— Instructions for the task —
Write out the records beneath this line exactly as they appear, minus any images.

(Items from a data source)

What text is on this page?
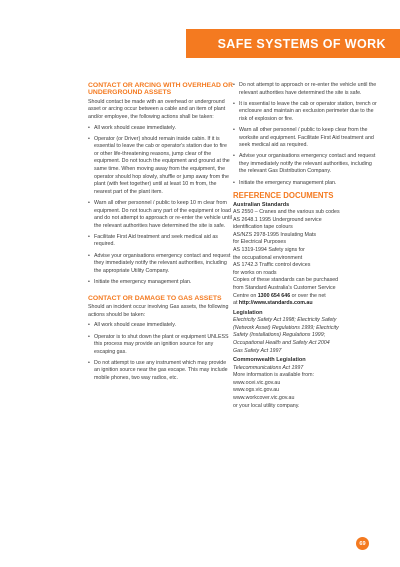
SAFE SYSTEMS OF WORK
CONTACT OR ARCING WITH OVERHEAD OR UNDERGROUND ASSETS

Should contact be made with an overhead or underground asset or arcing occur between a cable and an item of plant and/or employee, the following actions shall be taken:

• All work should cease immediately.
• Operator (or Driver) should remain inside cabin. If it is essential to leave the cab or operator's station due to fire or other life-threatening reasons, jump clear of the equipment. Do not touch the equipment and ground at the same time. When moving away from the equipment, the operator should hop slowly, shuffle or jump away from the plant (with feet together) until at least 10 m from, the nearest part of the plant item.
• Warn all other personnel / public to keep 10 m clear from equipment. Do not touch any part of the equipment or load and do not attempt to approach or re-enter the vehicle until the relevant authorities have determined the site is safe.
• Facilitate First Aid treatment and seek medical aid as required.
• Advise your organisations emergency contact and request they immediately notify the relevant authorities, including the appropriate Utility Company.
• Initiate the emergency management plan.
CONTACT OR DAMAGE TO GAS ASSETS

Should an incident occur involving Gas assets, the following actions should be taken:

• All work should cease immediately.
• Operator is to shut down the plant or equipment UNLESS this process may provide an ignition source for any escaping gas.
• Do not attempt to use any instrument which may provide an ignition source near the gas escape. This may include mobile phones, two way radios, etc.
• Do not attempt to approach or re-enter the vehicle until the relevant authorities have determined the site is safe.
• It is essential to leave the cab or operator station, trench or enclosure and maintain an exclusion perimeter due to the risk of explosion or fire.
• Warn all other personnel / public to keep clear from the worksite and equipment. Facilitate First Aid treatment and seek medical aid as required.
• Advise your organisations emergency contact and request they immediately notify the relevant authorities, including the relevant Gas Distribution Company.
• Initiate the emergency management plan.
REFERENCE DOCUMENTS
Australian Standards
AS 2550 – Cranes and the various sub codes
AS 2648.1 1995 Underground service
identification tape colours
AS/NZS 2978-1995 Insulating Mats
for Electrical Purposes
AS 1319-1994 Safety signs for
the occupational environment
AS 1742.3 Traffic control devices
for works on roads
Copies of these standards can be purchased
from Standard Australia's Customer Service
Centre on 1300 654 646 or over the net
at http://www.standards.com.au
Legislation
Electricity Safety Act 1998; Electricity Safety
(Network Asset) Regulations 1999; Electricity
Safety (Installations) Regulations 1999;
Occupational Health and Safety Act 2004
Gas Safety Act 1997
Commonwealth Legislation
Telecommunications Act 1997
More information is available from:
www.ocei.vic.gov.au
www.ogs.vic.gov.au
www.workcover.vic.gov.au
or your local utility company.
69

— Written answer —
What text is on this page?
SAFE SYSTEMS OF WORK
CONTACT OR ARCING WITH OVERHEAD OR UNDERGROUND ASSETS

Should contact be made with an overhead or underground asset or arcing occur between a cable and an item of plant and/or employee, the following actions shall be taken:

• All work should cease immediately.
• Operator (or Driver) should remain inside cabin. If it is essential to leave the cab or operator's station due to fire or other life-threatening reasons, jump clear of the equipment. Do not touch the equipment and ground at the same time. When moving away from the equipment, the operator should hop slowly, shuffle or jump away from the plant (with feet together) until at least 10 m from, the nearest part of the plant item.
• Warn all other personnel / public to keep 10 m clear from equipment. Do not touch any part of the equipment or load and do not attempt to approach or re-enter the vehicle until the relevant authorities have determined the site is safe.
• Facilitate First Aid treatment and seek medical aid as required.
• Advise your organisations emergency contact and request they immediately notify the relevant authorities, including the appropriate Utility Company.
• Initiate the emergency management plan.
CONTACT OR DAMAGE TO GAS ASSETS

Should an incident occur involving Gas assets, the following actions should be taken:

• All work should cease immediately.
• Operator is to shut down the plant or equipment UNLESS this process may provide an ignition source for any escaping gas.
• Do not attempt to use any instrument which may provide an ignition source near the gas escape. This may include mobile phones, two way radios, etc.
• Do not attempt to approach or re-enter the vehicle until the relevant authorities have determined the site is safe.
• It is essential to leave the cab or operator station, trench or enclosure and maintain an exclusion perimeter due to the risk of explosion or fire.
• Warn all other personnel / public to keep clear from the worksite and equipment. Facilitate First Aid treatment and seek medical aid as required.
• Advise your organisations emergency contact and request they immediately notify the relevant authorities, including the relevant Gas Distribution Company.
• Initiate the emergency management plan.
REFERENCE DOCUMENTS
Australian Standards
AS 2550 – Cranes and the various sub codes
AS 2648.1 1995 Underground service
identification tape colours
AS/NZS 2978-1995 Insulating Mats
for Electrical Purposes
AS 1319-1994 Safety signs for
the occupational environment
AS 1742.3 Traffic control devices
for works on roads
Copies of these standards can be purchased
from Standard Australia's Customer Service
Centre on 1300 654 646 or over the net
at http://www.standards.com.au
Legislation
Electricity Safety Act 1998; Electricity Safety
(Network Asset) Regulations 1999; Electricity
Safety (Installations) Regulations 1999;
Occupational Health and Safety Act 2004
Gas Safety Act 1997
Commonwealth Legislation
Telecommunications Act 1997
More information is available from:
www.ocei.vic.gov.au
www.ogs.vic.gov.au
www.workcover.vic.gov.au
or your local utility company.
69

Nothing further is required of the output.